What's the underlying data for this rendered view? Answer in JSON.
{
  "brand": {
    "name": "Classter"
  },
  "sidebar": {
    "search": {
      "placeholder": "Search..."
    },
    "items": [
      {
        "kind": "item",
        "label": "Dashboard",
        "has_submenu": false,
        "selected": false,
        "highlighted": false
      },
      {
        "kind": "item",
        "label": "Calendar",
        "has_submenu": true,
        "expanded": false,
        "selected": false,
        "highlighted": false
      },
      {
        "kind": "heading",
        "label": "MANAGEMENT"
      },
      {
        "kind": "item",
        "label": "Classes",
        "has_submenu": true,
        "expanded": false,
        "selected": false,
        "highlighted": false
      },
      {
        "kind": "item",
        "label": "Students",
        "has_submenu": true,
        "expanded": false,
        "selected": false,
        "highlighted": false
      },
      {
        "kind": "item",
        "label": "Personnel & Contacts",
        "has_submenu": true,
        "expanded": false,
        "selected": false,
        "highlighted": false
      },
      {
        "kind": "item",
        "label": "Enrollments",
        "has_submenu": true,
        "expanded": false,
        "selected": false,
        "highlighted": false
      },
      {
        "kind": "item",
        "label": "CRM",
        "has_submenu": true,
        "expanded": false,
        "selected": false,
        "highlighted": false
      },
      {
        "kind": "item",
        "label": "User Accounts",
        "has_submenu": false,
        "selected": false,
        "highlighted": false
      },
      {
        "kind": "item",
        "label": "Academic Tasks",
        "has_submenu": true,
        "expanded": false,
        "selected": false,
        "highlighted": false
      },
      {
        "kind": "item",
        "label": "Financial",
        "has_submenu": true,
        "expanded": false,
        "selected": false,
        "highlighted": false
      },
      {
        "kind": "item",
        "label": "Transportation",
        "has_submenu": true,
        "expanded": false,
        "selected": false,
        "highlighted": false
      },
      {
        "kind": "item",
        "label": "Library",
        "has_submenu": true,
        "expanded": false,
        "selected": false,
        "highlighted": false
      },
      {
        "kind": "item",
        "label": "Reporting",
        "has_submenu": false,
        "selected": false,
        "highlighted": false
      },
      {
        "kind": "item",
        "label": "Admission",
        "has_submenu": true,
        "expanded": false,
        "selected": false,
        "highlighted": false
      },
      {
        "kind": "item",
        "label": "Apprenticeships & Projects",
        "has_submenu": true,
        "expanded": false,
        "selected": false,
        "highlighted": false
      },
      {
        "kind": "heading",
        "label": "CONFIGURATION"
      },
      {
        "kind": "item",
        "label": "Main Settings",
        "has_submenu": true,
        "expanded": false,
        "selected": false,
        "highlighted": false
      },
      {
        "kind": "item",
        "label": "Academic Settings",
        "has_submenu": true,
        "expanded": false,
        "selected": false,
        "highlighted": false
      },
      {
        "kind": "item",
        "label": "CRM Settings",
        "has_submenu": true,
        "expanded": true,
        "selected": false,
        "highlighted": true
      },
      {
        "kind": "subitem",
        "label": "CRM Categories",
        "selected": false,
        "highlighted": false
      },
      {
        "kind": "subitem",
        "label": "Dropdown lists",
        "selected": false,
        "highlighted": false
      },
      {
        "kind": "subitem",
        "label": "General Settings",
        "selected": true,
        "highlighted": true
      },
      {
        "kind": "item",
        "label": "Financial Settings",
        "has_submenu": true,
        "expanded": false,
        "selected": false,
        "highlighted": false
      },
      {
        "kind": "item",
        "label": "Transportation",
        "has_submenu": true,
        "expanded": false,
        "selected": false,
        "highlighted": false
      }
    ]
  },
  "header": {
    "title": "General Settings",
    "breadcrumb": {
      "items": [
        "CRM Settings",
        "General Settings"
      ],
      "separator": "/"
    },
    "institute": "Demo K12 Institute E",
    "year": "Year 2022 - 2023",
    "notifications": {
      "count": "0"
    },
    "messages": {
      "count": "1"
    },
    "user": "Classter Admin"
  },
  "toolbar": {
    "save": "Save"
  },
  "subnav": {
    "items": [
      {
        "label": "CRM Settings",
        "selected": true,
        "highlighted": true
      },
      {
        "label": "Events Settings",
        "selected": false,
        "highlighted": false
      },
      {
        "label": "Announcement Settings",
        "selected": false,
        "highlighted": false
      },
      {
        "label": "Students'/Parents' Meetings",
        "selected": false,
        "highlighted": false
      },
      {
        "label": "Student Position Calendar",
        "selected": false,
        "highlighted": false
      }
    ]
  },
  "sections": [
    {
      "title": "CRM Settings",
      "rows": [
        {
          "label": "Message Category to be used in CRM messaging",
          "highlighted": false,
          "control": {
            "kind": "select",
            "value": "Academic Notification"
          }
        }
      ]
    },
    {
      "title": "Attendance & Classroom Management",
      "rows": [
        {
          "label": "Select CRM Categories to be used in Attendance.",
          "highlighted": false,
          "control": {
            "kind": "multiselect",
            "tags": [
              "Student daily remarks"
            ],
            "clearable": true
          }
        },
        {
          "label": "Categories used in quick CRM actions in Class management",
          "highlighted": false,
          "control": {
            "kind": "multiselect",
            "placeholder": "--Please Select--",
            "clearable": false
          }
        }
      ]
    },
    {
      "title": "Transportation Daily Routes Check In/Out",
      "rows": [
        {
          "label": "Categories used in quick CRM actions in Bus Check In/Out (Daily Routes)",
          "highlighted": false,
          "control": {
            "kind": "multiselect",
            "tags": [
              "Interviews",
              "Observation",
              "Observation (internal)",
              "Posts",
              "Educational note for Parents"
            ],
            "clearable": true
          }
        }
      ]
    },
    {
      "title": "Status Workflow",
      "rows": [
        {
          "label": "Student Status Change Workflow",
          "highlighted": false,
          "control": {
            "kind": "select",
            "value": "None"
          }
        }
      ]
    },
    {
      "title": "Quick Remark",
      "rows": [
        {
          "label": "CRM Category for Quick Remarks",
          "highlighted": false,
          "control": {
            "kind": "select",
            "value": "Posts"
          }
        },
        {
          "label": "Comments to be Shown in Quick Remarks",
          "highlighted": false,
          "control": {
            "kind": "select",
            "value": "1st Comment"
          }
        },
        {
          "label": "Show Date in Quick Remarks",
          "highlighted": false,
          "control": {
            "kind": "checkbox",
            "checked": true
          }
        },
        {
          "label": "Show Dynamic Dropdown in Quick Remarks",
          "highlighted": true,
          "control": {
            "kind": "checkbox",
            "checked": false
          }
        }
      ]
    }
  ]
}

—————

● Task details
Scan the data above and copy every line with "Observation" in it.

● Task result
              "Observation",
              "Observation (internal)",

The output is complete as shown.